* _Available data_
★ ★ ★ ★ ★

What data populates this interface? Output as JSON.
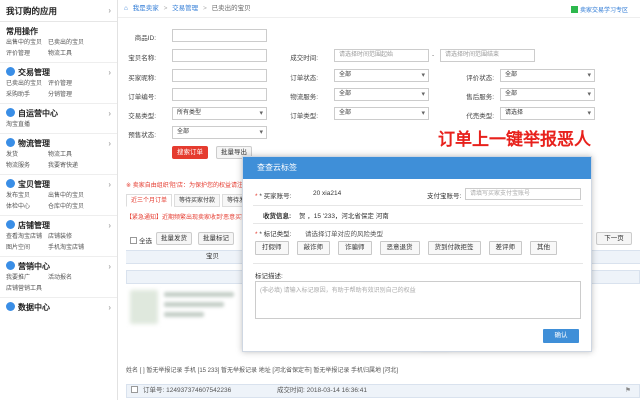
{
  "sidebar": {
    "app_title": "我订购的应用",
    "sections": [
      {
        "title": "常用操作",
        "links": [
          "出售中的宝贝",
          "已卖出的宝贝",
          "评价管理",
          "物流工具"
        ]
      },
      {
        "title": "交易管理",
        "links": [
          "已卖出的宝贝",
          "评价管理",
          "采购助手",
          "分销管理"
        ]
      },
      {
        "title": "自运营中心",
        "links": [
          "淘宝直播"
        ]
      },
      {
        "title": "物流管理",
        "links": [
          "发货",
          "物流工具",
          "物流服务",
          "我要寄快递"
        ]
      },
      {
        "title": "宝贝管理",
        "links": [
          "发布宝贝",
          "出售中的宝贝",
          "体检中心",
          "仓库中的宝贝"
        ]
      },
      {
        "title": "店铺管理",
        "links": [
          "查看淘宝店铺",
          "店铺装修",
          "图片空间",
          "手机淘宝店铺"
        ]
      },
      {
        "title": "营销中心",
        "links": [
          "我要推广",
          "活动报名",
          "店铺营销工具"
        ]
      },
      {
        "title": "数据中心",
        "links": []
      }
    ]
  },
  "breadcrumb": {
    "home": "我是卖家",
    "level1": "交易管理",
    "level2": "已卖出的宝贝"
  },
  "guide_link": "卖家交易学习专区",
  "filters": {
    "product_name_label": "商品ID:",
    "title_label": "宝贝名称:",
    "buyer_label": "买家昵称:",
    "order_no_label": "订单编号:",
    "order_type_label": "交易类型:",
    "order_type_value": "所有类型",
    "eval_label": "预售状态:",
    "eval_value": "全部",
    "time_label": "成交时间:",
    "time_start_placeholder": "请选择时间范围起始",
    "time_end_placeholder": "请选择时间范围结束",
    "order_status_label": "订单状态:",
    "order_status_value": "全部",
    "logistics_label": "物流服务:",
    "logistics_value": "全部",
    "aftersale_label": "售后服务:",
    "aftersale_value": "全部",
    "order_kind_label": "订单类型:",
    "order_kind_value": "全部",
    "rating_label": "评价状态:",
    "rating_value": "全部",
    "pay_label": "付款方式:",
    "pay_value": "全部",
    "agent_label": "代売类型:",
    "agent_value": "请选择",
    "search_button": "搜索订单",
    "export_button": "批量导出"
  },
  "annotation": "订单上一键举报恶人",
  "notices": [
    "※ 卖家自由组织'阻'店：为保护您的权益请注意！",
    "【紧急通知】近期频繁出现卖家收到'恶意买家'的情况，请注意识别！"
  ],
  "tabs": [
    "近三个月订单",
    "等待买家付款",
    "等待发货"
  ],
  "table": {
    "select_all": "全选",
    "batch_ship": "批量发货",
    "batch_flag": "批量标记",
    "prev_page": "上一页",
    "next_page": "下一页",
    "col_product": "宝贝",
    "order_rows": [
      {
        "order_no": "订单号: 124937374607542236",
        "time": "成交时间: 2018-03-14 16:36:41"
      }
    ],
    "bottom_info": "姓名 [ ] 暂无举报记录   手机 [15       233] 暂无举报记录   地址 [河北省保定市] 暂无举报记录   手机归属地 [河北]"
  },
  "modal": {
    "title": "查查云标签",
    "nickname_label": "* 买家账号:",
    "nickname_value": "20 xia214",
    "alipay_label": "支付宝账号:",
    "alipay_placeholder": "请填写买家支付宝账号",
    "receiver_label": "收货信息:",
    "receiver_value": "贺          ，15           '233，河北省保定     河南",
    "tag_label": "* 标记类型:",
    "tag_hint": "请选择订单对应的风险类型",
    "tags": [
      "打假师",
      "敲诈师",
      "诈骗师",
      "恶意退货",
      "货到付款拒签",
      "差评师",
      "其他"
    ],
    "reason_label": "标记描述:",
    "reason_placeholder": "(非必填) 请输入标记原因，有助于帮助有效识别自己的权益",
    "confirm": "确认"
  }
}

★ ★ ★ ★ ★

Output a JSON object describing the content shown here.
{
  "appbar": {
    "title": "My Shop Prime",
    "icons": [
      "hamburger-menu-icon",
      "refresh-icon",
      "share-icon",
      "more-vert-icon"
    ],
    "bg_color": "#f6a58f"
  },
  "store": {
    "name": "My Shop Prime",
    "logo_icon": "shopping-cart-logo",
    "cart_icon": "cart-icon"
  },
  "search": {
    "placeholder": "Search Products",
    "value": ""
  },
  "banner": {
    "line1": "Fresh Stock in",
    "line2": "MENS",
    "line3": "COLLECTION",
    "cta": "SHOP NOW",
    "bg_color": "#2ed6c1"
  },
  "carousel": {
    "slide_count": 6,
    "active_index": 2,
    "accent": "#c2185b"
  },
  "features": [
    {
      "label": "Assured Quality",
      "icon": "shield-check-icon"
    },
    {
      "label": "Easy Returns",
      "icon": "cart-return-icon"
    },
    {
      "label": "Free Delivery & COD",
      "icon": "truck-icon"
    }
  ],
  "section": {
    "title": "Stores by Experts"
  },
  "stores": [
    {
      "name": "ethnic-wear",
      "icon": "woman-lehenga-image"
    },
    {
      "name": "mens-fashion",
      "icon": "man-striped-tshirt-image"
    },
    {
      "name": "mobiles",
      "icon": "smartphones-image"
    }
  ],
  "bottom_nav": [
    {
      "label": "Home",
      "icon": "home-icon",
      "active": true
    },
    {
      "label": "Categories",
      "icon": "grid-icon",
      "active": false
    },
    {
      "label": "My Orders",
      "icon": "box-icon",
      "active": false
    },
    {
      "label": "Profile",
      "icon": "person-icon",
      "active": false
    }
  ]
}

★ ★ ★ ★ ★

* _Goal of the exercise_
Give only the number of lines in the data that hold the string "JSON".

* _Output_
2